Work to complete: Copy every line of the listing exactly.

=======

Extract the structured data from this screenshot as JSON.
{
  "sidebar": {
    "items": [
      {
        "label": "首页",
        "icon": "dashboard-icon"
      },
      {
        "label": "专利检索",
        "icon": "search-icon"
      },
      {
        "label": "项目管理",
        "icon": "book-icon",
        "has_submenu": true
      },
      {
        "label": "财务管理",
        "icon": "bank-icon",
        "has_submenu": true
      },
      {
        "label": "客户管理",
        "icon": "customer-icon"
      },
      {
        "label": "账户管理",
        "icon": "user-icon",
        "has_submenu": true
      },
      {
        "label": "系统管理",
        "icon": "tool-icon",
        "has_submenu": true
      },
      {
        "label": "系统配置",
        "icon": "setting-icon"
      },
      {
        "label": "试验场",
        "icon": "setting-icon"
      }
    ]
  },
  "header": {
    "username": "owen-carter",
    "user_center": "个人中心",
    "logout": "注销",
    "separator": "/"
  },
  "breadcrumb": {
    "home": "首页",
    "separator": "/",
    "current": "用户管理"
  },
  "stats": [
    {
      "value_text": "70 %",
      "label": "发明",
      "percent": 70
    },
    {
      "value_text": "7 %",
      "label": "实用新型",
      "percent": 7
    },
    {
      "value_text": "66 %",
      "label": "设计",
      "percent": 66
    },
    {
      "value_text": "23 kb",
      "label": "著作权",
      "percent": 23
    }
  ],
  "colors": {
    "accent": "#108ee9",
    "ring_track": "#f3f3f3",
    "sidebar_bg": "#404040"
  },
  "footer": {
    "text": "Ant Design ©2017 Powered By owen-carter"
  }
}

=======

Result for this exercise:
Extract the structured data from this screenshot as JSON.
{
  "sidebar": {
    "items": [
      {
        "label": "首页",
        "icon": "dashboard-icon"
      },
      {
        "label": "专利检索",
        "icon": "search-icon"
      },
      {
        "label": "项目管理",
        "icon": "book-icon",
        "has_submenu": true
      },
      {
        "label": "财务管理",
        "icon": "bank-icon",
        "has_submenu": true
      },
      {
        "label": "客户管理",
        "icon": "customer-icon"
      },
      {
        "label": "账户管理",
        "icon": "user-icon",
        "has_submenu": true
      },
      {
        "label": "系统管理",
        "icon": "tool-icon",
        "has_submenu": true
      },
      {
        "label": "系统配置",
        "icon": "setting-icon"
      },
      {
        "label": "试验场",
        "icon": "setting-icon"
      }
    ]
  },
  "header": {
    "username": "owen-carter",
    "user_center": "个人中心",
    "logout": "注销",
    "separator": "/"
  },
  "breadcrumb": {
    "home": "首页",
    "separator": "/",
    "current": "用户管理"
  },
  "stats": [
    {
      "value_text": "70 %",
      "label": "发明",
      "percent": 70
    },
    {
      "value_text": "7 %",
      "label": "实用新型",
      "percent": 7
    },
    {
      "value_text": "66 %",
      "label": "设计",
      "percent": 66
    },
    {
      "value_text": "23 kb",
      "label": "著作权",
      "percent": 23
    }
  ],
  "colors": {
    "accent": "#108ee9",
    "ring_track": "#f3f3f3",
    "sidebar_bg": "#404040"
  },
  "footer": {
    "text": "Ant Design ©2017 Powered By owen-carter"
  }
}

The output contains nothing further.